To do: Write out each line beneath this one exactly as it reads.

★ ★ ★

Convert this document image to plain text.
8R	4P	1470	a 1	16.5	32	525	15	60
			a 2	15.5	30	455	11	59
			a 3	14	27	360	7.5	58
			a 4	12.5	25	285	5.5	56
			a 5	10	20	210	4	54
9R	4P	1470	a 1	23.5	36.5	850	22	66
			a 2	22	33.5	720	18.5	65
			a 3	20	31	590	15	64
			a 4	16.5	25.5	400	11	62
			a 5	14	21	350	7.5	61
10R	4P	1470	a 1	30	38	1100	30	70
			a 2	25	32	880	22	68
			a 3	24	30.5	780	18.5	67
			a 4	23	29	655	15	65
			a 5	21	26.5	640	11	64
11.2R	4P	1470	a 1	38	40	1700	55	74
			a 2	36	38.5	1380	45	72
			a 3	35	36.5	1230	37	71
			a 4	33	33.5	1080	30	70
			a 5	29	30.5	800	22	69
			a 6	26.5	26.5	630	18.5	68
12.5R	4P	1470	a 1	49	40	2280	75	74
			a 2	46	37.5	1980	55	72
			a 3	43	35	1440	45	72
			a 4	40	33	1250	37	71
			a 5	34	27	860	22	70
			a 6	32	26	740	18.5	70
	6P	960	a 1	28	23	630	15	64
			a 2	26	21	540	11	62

★ ★ ★

Exercise answer:
Convert this document image to plain text.
8R	4P	1470	a 1	16.5	32	525	15	60
			a 2	15.5	30	455	11	59
			a 3	14	27	360	7.5	58
			a 4	12.5	25	285	5.5	56
			a 5	10	20	210	4	54
9R	4P	1470	a 1	23.5	36.5	850	22	66
			a 2	22	33.5	720	18.5	65
			a 3	20	31	590	15	64
			a 4	16.5	25.5	400	11	62
			a 5	14	21	350	7.5	61
10R	4P	1470	a 1	30	38	1100	30	70
			a 2	25	32	880	22	68
			a 3	24	30.5	780	18.5	67
			a 4	23	29	655	15	65
			a 5	21	26.5	640	11	64
11.2R	4P	1470	a 1	38	40	1700	55	74
			a 2	36	38.5	1380	45	72
			a 3	35	36.5	1230	37	71
			a 4	33	33.5	1080	30	70
			a 5	29	30.5	800	22	69
			a 6	26.5	26.5	630	18.5	68
12.5R	4P	1470	a 1	49	40	2280	75	74
			a 2	46	37.5	1980	55	72
			a 3	43	35	1440	45	72
			a 4	40	33	1250	37	71
			a 5	34	27	860	22	70
			a 6	32	26	740	18.5	70
	6P	960	a 1	28	23	630	15	64
			a 2	26	21	540	11	62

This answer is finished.